[Problems]:
1) Please summarize the excerpt on the papacy in two sentences.
2) Rewrite the passage of the excerpt on the papacy starting at "I come now to" and ending at "history, not theology.", with "contraception" changed to "birth control".

A pope is necessary. Religion by committee has never worked, even among the apostles. Ecumenial councils help, but the history of Iconoclasm in the Byzantine church teaches that councils can be used to proclaim falsehood just as easily as truth. Lyon and Ferrara-Florence teach us that councils don’t work without the sensus fidelium especially if the sense of the faithful is absent as a result of the encouragement of hysterical and historical prejudice. In contrast, Erasmus wrote to Paul III to suggest that councils rather than the pope should teach dogma. He also said that the teachings should be restricted to the important issues and that not every little thing has to become an issue.

The pope considers himself a visible sign of Christ’s continuing presence in His Church. Unfortunately, the top-down monarchy that has evolved in history proclaims a dreary record of liars, thieves, murderers, warmongers against fellow Catholics and other Christians, power-mad control freaks, and money-grubbing narcissistic egomaniacs who taught falsehoods (monothelitism, the moral uprightness of slavery, condemnations of usury, democracy, the revolution of the sun around the earth, evolution), did a volta face of turning the Roman emperors who were considered agents of the devil into viceregents of God and equals of the Apostles, and had and have the bold face to say that no pope ever erred in teaching the faith and morals of the Christian religion and that the teachings of the Church are immutable.

(footnote) For the record, Constantine the Great first came up with the imperial title, Equal of the Apostles.

Lest the reader think such descriptive words are too harsh for such dedicated and supposedly saintly men, we present as example “liars”. Garry Wills, noted Catholic writer, calls the lies “structures of deceit” to soften the blow, but his book, Papal Sin, deals with the lying as a recurring pattern in the modern papacy. Even he, at one point, comes right out and says Pius XII lied.

I mentioned that the union effected between the Orthodox and the papacy in 1439 failed because the lower bishops, clergy and laity rejected it. The pope, the emperor and the patriarch were powerless to overcome the opposition, and Constantinople fell.

I come now to an example of a papal teaching that appears to be a similar phenomenon in the West, an issue of urgency in the lives of millions of faithful Catholics, the issue of contraception. I draw from Catholic sources only and present only history, not theology.

The early history of Christian teaching on marriage assumed that the sex act must be open to conception. Later, in the Middle Ages, other reasons for the sex act became clear, such as mutual pleasure, health and others. By the early nineteenth century birth control in various forms began to be popular, but at the end of the nineteeth century Leo XIII in his major encyclical on marriage, Arcanum Divinae Sapientiae (1880) never mentioned birth control.

In response to the Anglican Church’s Lambeth Conference of 1930, which recognized birth control as a moral option in family planning, Pius XI issued Rome’s response in Casti Connubii, and was followed by Pius XII who repeated the prohibition (though he did open the door by accepting the rhythm method).

(Spatial layout data)
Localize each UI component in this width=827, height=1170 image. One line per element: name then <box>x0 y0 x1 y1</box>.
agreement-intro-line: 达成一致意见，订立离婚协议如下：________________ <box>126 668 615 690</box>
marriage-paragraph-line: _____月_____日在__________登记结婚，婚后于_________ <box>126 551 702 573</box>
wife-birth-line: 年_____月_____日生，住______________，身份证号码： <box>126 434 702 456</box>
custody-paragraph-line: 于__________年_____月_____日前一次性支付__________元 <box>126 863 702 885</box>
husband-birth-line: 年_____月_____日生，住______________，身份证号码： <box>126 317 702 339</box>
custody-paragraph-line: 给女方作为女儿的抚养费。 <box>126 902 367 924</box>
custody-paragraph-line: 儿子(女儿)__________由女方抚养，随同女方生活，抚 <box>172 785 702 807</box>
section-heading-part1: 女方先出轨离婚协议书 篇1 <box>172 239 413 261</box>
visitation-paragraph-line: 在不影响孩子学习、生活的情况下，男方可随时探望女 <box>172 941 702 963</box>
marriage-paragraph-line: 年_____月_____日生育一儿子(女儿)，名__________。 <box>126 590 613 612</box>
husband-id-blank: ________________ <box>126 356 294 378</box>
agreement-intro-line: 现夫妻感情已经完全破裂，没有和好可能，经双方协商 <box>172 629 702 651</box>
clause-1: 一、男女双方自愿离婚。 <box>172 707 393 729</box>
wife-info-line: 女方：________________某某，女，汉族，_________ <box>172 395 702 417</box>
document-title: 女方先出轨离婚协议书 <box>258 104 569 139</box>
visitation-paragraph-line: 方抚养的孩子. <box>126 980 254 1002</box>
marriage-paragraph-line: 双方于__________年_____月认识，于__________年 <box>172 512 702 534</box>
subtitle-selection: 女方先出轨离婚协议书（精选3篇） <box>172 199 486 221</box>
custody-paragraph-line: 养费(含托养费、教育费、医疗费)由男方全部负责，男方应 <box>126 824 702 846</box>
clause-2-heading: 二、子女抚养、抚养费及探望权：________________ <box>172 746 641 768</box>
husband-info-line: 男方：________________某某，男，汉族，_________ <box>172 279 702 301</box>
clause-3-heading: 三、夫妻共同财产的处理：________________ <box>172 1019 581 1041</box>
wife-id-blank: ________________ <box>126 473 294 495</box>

[Exercise responses]:
1) The excerpt holds that a pope is necessary because religion by committee has never worked and councils can proclaim falsehood as easily as truth, yet it describes the papal monarchy's record of liars, thieves and murderers who taught falsehoods while claiming no pope ever erred. Drawing only on Catholic sources and history, it then traces papal teaching on contraception from the early assumption that the sex act must be open to conception to the prohibition issued by Pius XI in Casti Connubii and repeated by Pius XII.

2)
I come now to an example of a papal teaching that appears to be a similar phenomenon in the West, an issue of urgency in the lives of millions of faithful Catholics, the issue of birth control. I draw from Catholic sources only and present only history, not theology.